§ Prompt:
Note how many lines include the word "users", and give that number by itself.

--- start Stored data ---

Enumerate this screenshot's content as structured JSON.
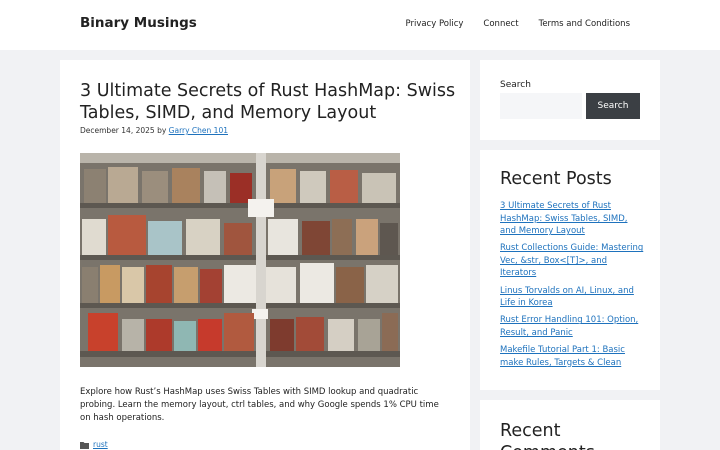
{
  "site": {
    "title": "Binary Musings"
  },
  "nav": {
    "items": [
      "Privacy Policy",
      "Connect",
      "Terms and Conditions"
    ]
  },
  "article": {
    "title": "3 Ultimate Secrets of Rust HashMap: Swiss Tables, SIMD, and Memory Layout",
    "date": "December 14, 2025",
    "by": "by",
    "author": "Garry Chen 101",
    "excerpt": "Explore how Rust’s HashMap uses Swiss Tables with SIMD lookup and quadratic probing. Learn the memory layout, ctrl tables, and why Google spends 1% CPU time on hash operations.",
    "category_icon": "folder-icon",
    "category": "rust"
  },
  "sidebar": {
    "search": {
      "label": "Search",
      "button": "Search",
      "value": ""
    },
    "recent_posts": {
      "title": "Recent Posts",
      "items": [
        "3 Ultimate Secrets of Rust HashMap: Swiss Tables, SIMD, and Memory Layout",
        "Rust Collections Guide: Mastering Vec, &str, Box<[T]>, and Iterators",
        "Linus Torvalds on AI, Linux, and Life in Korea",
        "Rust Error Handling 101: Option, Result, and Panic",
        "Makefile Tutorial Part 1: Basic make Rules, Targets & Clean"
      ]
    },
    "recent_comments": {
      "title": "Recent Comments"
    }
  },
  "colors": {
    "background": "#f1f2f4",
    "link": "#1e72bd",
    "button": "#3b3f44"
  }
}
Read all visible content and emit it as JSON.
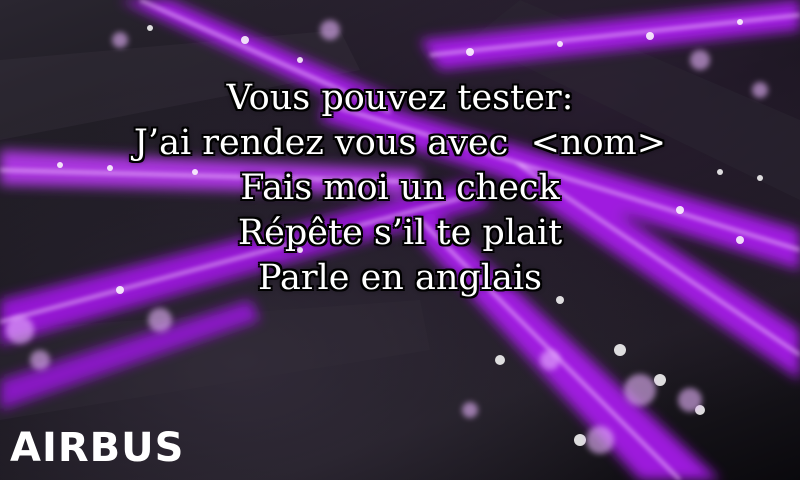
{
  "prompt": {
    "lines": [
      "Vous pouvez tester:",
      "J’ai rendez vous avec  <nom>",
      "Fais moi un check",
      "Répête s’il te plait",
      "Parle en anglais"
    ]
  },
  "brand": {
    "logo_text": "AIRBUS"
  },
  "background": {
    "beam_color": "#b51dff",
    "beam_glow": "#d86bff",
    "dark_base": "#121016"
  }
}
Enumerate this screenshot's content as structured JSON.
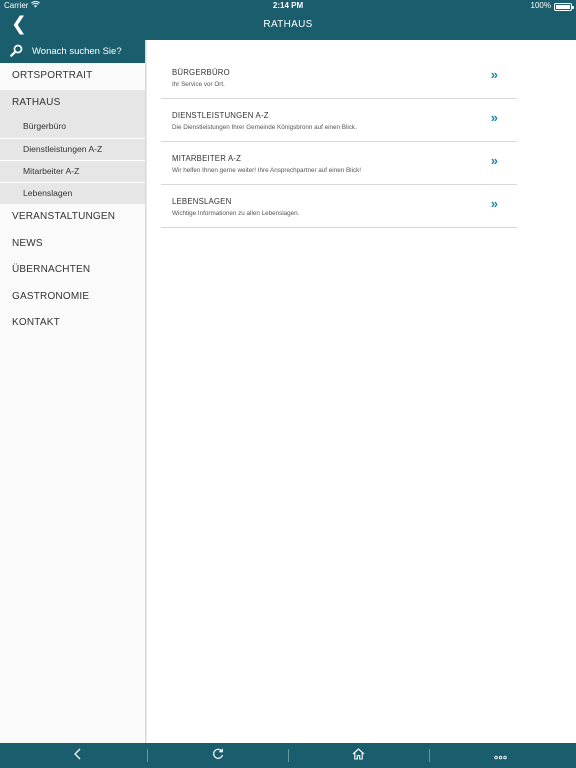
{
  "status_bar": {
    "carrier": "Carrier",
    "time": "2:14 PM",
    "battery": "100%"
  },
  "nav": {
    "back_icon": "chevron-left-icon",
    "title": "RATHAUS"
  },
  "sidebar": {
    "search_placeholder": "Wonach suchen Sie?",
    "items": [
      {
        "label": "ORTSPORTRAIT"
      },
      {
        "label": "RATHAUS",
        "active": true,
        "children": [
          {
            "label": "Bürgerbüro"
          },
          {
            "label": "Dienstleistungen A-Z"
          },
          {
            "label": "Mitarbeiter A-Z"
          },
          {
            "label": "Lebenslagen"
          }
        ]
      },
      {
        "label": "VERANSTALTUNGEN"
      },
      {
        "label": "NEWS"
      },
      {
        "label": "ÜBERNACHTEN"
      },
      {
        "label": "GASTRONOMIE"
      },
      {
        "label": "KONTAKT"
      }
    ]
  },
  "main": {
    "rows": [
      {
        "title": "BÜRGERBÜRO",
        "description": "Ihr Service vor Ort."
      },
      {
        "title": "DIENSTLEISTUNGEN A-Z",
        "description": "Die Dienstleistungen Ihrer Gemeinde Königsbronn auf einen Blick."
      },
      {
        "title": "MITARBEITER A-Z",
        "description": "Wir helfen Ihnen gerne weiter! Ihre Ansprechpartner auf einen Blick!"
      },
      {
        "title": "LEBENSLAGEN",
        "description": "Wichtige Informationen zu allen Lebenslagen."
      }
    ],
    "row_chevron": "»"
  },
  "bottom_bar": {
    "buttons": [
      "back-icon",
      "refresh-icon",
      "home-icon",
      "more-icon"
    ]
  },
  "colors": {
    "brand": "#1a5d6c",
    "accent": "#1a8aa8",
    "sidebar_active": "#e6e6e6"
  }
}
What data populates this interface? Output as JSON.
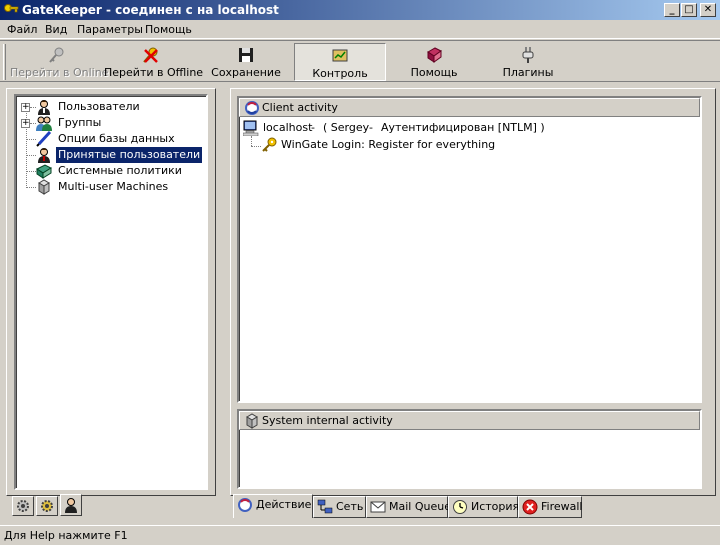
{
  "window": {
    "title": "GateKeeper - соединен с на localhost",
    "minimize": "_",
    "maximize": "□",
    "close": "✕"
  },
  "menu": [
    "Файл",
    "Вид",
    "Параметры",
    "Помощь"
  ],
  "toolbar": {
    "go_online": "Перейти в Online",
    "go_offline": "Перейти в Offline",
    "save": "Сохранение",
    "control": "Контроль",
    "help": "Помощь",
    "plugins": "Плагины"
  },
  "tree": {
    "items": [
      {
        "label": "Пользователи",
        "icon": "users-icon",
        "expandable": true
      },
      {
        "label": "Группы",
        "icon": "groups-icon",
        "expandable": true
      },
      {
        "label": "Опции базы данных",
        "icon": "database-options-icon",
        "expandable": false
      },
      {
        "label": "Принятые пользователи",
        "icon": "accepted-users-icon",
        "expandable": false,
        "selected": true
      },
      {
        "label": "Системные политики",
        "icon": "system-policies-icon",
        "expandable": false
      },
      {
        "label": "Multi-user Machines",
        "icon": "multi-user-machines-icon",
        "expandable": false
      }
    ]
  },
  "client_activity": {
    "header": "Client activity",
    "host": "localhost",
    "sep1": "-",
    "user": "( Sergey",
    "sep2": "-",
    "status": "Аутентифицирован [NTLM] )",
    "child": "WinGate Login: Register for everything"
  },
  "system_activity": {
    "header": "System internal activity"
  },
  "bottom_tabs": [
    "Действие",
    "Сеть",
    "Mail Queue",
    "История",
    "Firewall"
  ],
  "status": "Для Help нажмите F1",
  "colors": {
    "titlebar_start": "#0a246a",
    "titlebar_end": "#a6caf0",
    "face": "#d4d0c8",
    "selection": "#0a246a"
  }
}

--- end Stored data ---
--- start Stored data ---

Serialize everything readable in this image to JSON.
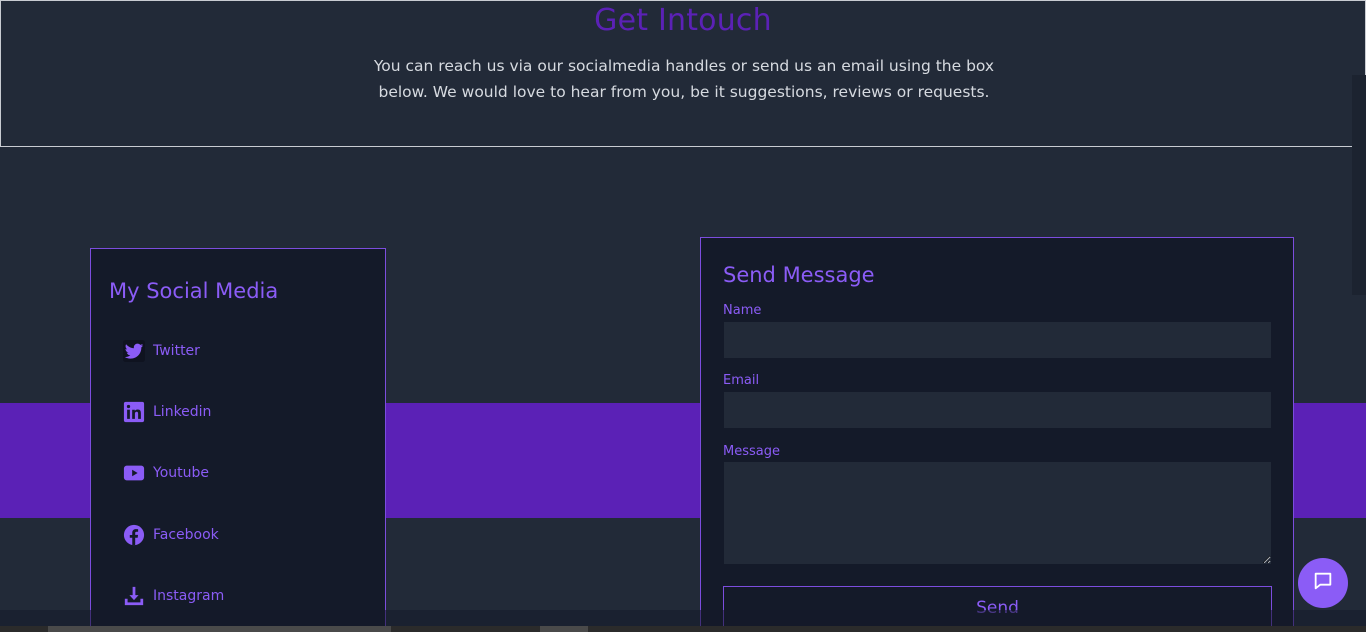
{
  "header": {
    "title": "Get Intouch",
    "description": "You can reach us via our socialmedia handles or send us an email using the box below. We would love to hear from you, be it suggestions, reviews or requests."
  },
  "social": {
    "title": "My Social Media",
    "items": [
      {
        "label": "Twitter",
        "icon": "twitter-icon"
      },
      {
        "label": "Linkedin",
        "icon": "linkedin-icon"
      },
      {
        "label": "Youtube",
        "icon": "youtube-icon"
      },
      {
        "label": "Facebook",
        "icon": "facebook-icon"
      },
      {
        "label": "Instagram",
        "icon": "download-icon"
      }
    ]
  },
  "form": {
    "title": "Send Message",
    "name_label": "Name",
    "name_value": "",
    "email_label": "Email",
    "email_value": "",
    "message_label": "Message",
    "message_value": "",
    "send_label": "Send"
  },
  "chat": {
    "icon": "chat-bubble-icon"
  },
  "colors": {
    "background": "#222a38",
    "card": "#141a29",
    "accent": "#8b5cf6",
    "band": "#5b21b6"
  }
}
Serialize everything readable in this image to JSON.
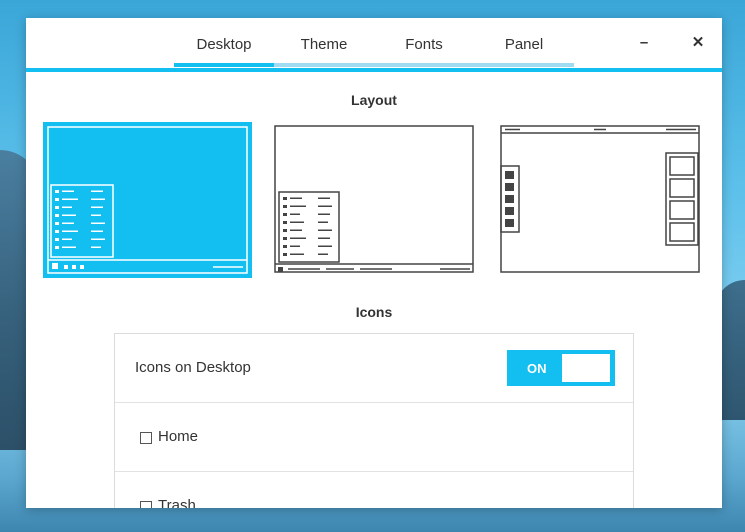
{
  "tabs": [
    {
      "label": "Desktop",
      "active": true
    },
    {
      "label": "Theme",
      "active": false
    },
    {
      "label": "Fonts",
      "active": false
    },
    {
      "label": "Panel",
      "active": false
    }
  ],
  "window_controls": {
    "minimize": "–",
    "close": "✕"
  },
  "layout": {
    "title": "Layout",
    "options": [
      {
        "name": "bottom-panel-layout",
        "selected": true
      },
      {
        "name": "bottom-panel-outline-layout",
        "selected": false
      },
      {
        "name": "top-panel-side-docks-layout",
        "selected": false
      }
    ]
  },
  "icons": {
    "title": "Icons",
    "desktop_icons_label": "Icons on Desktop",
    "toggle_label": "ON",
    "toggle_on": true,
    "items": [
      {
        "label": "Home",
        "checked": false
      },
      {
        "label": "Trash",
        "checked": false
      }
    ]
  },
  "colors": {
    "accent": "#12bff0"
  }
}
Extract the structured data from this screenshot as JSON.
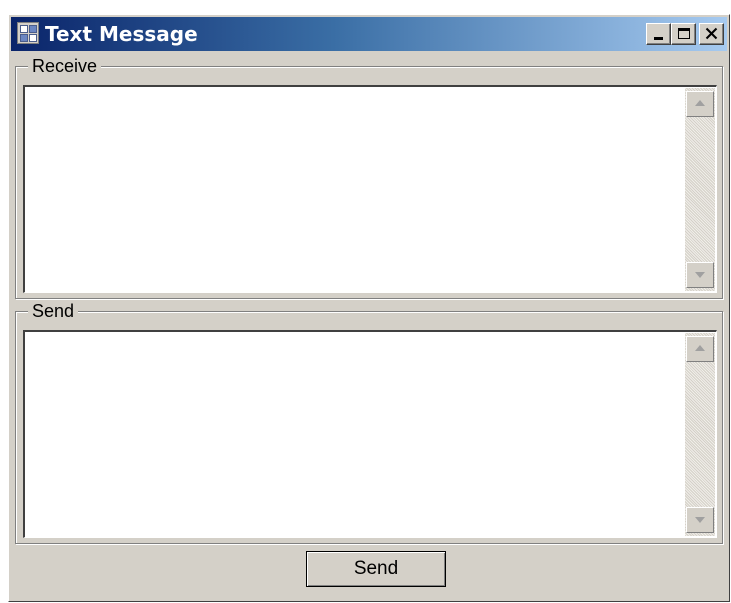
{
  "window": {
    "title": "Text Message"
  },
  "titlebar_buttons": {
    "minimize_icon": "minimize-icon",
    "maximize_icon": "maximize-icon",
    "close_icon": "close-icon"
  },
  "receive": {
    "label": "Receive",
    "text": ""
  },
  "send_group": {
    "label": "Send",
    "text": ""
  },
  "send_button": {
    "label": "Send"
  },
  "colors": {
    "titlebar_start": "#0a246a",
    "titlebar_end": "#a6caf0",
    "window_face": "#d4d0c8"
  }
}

--- end Stored data ---

§ Output:
2